(Stored items)
______
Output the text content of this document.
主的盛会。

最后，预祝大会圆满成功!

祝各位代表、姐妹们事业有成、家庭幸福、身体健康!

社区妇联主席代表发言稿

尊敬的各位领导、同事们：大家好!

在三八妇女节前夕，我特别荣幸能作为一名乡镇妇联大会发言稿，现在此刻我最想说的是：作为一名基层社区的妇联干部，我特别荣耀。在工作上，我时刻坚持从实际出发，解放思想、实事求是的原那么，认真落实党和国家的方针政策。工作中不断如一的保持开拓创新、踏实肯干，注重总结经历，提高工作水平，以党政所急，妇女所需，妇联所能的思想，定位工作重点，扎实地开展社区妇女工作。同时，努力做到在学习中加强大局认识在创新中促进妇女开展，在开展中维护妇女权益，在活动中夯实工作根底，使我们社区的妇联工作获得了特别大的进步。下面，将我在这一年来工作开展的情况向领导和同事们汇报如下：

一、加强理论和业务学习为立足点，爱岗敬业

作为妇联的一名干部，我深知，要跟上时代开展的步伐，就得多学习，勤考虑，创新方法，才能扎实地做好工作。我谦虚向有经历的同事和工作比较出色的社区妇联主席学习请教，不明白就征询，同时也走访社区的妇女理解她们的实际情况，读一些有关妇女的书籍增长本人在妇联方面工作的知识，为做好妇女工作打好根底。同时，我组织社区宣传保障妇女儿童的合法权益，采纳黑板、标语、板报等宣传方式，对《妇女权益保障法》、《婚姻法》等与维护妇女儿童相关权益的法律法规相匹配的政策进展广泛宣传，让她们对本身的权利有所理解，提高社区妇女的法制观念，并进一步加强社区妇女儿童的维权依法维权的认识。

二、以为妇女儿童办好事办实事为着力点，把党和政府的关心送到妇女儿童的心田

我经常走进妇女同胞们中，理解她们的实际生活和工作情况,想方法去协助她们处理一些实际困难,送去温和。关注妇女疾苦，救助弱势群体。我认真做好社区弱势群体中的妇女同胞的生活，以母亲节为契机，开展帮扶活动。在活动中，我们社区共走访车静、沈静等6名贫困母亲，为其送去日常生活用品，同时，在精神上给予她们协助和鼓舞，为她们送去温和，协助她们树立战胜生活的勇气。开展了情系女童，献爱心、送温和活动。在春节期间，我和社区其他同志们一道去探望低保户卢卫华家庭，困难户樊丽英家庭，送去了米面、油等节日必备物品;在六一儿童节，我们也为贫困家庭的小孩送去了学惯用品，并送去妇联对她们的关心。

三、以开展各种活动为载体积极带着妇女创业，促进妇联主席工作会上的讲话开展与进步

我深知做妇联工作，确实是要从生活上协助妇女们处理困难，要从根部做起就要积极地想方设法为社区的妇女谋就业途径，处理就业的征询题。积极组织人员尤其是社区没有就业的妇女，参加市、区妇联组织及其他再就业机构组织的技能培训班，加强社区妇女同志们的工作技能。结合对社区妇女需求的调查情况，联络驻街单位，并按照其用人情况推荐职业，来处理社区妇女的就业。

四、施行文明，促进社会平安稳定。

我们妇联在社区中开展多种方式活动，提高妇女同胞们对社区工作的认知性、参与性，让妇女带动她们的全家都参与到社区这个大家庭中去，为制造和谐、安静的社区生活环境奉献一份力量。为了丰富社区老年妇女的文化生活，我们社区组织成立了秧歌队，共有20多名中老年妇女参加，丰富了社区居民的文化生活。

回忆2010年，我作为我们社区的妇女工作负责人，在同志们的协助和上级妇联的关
______
Written request: Repeat back the data above, exact to the last character.

Solution for this exercise:
Output the text content of this document.
主的盛会。

最后，预祝大会圆满成功!

祝各位代表、姐妹们事业有成、家庭幸福、身体健康!

社区妇联主席代表发言稿

尊敬的各位领导、同事们：大家好!

在三八妇女节前夕，我特别荣幸能作为一名乡镇妇联大会发言稿，现在此刻我最想说的是：作为一名基层社区的妇联干部，我特别荣耀。在工作上，我时刻坚持从实际出发，解放思想、实事求是的原那么，认真落实党和国家的方针政策。工作中不断如一的保持开拓创新、踏实肯干，注重总结经历，提高工作水平，以党政所急，妇女所需，妇联所能的思想，定位工作重点，扎实地开展社区妇女工作。同时，努力做到在学习中加强大局认识在创新中促进妇女开展，在开展中维护妇女权益，在活动中夯实工作根底，使我们社区的妇联工作获得了特别大的进步。下面，将我在这一年来工作开展的情况向领导和同事们汇报如下：

一、加强理论和业务学习为立足点，爱岗敬业

作为妇联的一名干部，我深知，要跟上时代开展的步伐，就得多学习，勤考虑，创新方法，才能扎实地做好工作。我谦虚向有经历的同事和工作比较出色的社区妇联主席学习请教，不明白就征询，同时也走访社区的妇女理解她们的实际情况，读一些有关妇女的书籍增长本人在妇联方面工作的知识，为做好妇女工作打好根底。同时，我组织社区宣传保障妇女儿童的合法权益，采纳黑板、标语、板报等宣传方式，对《妇女权益保障法》、《婚姻法》等与维护妇女儿童相关权益的法律法规相匹配的政策进展广泛宣传，让她们对本身的权利有所理解，提高社区妇女的法制观念，并进一步加强社区妇女儿童的维权依法维权的认识。

二、以为妇女儿童办好事办实事为着力点，把党和政府的关心送到妇女儿童的心田

我经常走进妇女同胞们中，理解她们的实际生活和工作情况,想方法去协助她们处理一些实际困难,送去温和。关注妇女疾苦，救助弱势群体。我认真做好社区弱势群体中的妇女同胞的生活，以母亲节为契机，开展帮扶活动。在活动中，我们社区共走访车静、沈静等6名贫困母亲，为其送去日常生活用品，同时，在精神上给予她们协助和鼓舞，为她们送去温和，协助她们树立战胜生活的勇气。开展了情系女童，献爱心、送温和活动。在春节期间，我和社区其他同志们一道去探望低保户卢卫华家庭，困难户樊丽英家庭，送去了米面、油等节日必备物品;在六一儿童节，我们也为贫困家庭的小孩送去了学惯用品，并送去妇联对她们的关心。

三、以开展各种活动为载体积极带着妇女创业，促进妇联主席工作会上的讲话开展与进步

我深知做妇联工作，确实是要从生活上协助妇女们处理困难，要从根部做起就要积极地想方设法为社区的妇女谋就业途径，处理就业的征询题。积极组织人员尤其是社区没有就业的妇女，参加市、区妇联组织及其他再就业机构组织的技能培训班，加强社区妇女同志们的工作技能。结合对社区妇女需求的调查情况，联络驻街单位，并按照其用人情况推荐职业，来处理社区妇女的就业。

四、施行文明，促进社会平安稳定。

我们妇联在社区中开展多种方式活动，提高妇女同胞们对社区工作的认知性、参与性，让妇女带动她们的全家都参与到社区这个大家庭中去，为制造和谐、安静的社区生活环境奉献一份力量。为了丰富社区老年妇女的文化生活，我们社区组织成立了秧歌队，共有20多名中老年妇女参加，丰富了社区居民的文化生活。

回忆2010年，我作为我们社区的妇女工作负责人，在同志们的协助和上级妇联的关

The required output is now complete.